• _Records contained in a dataset_
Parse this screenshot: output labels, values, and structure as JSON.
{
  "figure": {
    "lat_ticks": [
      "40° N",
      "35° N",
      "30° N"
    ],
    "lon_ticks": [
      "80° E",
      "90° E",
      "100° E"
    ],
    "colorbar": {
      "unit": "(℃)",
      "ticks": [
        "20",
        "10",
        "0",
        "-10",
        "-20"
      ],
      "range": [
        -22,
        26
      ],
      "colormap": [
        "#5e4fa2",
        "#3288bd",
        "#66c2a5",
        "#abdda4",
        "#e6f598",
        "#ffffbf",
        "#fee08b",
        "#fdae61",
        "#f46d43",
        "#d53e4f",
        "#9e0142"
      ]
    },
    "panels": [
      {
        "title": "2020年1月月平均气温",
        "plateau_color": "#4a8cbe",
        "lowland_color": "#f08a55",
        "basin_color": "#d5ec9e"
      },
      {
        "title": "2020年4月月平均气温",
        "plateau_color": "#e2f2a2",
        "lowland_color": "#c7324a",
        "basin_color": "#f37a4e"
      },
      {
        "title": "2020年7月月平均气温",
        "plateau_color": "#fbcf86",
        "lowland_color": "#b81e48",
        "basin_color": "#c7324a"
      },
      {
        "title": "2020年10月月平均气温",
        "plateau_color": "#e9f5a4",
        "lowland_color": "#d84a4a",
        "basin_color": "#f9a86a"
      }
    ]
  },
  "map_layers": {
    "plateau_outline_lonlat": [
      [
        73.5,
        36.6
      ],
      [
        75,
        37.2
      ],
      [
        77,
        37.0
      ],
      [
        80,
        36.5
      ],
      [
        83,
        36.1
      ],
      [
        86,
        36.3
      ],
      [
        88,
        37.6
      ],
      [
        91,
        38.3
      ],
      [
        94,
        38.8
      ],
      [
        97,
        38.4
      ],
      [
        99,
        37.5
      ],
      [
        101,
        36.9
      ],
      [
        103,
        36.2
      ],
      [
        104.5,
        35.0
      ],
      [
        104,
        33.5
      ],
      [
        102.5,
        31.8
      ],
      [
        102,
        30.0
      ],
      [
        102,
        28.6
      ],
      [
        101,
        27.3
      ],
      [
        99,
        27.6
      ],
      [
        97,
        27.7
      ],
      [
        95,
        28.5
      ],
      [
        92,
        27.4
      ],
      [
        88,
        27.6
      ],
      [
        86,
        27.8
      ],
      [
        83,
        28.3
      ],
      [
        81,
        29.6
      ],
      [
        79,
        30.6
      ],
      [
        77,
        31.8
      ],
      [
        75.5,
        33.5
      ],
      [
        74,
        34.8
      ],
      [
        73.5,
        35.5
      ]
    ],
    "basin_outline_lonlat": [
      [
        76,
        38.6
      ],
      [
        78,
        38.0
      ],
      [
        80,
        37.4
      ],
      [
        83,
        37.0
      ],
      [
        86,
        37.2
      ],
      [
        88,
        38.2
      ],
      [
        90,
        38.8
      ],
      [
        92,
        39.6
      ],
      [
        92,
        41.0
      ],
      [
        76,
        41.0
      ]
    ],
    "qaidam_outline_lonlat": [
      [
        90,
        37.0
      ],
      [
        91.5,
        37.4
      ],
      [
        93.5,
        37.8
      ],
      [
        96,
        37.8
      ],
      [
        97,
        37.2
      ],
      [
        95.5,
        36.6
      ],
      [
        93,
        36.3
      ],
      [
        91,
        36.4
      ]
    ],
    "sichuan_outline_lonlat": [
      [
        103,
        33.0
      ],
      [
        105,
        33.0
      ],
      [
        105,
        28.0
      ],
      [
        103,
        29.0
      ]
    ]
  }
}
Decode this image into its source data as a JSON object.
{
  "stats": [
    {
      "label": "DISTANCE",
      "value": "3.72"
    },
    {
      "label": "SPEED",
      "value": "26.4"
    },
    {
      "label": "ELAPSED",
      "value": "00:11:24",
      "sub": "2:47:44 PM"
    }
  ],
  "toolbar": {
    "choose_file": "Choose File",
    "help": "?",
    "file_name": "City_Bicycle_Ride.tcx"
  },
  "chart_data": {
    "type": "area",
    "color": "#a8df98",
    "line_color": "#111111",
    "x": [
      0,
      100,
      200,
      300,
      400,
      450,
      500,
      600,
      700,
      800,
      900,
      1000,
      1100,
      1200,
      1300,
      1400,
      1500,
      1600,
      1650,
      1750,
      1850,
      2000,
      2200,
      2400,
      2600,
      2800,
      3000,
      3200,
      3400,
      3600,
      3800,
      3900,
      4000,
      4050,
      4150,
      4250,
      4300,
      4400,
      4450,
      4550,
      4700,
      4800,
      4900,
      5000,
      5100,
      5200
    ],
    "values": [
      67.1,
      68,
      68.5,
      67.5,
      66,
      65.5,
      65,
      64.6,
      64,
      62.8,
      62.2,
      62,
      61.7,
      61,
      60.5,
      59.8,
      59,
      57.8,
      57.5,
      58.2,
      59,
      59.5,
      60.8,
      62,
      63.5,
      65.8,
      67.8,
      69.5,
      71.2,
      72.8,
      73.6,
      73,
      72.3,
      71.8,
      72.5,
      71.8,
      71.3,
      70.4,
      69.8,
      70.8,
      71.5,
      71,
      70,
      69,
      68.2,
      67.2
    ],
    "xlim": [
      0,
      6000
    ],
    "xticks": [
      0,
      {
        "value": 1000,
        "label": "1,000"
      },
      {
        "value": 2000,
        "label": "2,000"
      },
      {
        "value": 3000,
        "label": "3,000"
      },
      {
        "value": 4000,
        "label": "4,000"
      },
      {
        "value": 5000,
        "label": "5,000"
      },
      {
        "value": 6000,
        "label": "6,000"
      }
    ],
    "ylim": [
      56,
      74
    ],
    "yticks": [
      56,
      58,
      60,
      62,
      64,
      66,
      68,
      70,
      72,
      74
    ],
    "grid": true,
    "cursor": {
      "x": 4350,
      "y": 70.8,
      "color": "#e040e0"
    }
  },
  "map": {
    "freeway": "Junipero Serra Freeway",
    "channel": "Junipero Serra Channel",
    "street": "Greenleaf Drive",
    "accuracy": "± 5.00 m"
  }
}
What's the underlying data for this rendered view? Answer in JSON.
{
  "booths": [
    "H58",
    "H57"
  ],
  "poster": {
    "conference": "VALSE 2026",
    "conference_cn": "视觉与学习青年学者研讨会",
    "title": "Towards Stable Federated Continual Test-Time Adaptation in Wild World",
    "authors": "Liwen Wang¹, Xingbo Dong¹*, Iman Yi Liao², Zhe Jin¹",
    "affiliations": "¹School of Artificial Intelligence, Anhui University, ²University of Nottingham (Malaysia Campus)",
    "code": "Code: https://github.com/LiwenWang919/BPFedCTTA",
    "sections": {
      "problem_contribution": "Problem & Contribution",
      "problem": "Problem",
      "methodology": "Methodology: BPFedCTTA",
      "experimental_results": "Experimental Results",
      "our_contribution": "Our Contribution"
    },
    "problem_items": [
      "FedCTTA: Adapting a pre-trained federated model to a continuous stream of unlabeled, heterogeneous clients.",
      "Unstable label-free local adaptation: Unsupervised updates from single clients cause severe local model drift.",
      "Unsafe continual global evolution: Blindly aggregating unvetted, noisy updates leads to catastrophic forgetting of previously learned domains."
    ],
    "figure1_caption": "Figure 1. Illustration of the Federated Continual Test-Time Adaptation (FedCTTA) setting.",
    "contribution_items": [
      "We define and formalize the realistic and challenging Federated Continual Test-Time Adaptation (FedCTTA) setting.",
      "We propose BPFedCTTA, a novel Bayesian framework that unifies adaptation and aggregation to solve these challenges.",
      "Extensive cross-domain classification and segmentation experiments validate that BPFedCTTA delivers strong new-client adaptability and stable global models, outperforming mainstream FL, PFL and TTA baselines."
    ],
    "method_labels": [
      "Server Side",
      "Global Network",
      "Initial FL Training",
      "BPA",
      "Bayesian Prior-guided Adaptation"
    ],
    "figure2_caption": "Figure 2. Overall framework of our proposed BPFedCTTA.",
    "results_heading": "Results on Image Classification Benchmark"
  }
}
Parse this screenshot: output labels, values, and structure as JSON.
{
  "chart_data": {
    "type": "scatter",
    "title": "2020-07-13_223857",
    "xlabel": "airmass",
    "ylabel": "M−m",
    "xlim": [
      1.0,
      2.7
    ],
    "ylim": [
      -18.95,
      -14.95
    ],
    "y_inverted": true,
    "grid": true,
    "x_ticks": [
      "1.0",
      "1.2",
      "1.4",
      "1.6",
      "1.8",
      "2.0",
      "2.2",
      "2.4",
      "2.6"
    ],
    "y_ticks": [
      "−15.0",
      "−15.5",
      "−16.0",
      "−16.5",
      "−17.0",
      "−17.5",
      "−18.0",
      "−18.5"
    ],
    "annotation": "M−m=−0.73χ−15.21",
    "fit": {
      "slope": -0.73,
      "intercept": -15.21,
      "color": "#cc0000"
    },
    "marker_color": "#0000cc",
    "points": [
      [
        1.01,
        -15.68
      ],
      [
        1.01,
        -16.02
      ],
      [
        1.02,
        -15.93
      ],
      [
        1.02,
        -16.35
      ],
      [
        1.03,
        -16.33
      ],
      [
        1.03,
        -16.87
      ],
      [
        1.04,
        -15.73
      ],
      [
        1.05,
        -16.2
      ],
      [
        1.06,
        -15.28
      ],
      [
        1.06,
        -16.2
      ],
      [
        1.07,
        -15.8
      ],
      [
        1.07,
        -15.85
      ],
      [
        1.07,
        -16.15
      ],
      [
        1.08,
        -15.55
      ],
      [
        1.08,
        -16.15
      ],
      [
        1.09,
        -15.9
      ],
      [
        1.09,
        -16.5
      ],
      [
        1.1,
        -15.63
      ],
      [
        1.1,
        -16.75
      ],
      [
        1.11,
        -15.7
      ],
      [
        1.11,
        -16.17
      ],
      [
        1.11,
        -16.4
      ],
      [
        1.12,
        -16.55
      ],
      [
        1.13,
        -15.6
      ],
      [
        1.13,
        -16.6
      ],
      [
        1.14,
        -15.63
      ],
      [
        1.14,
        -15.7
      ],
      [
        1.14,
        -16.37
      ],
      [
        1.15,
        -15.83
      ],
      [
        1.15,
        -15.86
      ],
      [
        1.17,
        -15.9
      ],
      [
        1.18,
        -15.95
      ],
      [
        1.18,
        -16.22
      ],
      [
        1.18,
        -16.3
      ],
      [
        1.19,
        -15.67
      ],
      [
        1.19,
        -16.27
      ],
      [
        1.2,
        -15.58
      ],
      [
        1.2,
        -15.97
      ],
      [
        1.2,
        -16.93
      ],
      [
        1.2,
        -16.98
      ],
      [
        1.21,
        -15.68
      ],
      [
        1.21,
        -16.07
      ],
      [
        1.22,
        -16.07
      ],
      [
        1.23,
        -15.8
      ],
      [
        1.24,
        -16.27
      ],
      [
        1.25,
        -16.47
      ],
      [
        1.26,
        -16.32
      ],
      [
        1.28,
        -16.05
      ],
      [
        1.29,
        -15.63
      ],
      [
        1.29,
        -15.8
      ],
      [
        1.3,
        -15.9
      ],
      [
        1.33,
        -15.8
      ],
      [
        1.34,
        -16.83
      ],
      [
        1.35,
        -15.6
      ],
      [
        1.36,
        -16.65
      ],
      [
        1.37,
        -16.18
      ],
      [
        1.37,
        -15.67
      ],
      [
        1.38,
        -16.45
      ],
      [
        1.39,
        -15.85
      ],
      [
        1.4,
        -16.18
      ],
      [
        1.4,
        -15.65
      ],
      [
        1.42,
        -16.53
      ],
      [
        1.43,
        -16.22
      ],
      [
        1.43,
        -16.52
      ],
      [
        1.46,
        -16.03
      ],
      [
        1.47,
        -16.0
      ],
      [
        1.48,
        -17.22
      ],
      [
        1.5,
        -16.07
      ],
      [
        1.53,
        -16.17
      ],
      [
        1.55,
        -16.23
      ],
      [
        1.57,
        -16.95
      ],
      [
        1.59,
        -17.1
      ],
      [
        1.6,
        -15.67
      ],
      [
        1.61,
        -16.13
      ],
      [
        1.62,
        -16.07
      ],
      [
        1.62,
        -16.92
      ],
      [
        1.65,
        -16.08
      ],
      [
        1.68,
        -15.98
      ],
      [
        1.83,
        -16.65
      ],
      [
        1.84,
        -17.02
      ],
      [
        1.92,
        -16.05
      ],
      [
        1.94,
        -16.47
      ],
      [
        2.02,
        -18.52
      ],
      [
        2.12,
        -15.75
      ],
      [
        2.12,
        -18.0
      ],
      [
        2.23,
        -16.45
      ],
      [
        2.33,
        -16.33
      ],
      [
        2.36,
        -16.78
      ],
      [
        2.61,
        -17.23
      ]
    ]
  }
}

• _WORK INSTRUCTIONS_
Identify every line above that includes the word "Bayesian", and show those lines.

• _WRITTEN SOLUTION_
      "We propose BPFedCTTA, a novel Bayesian framework that unifies adaptation and aggregation to solve these challenges.",
      "Bayesian Prior-guided Adaptation"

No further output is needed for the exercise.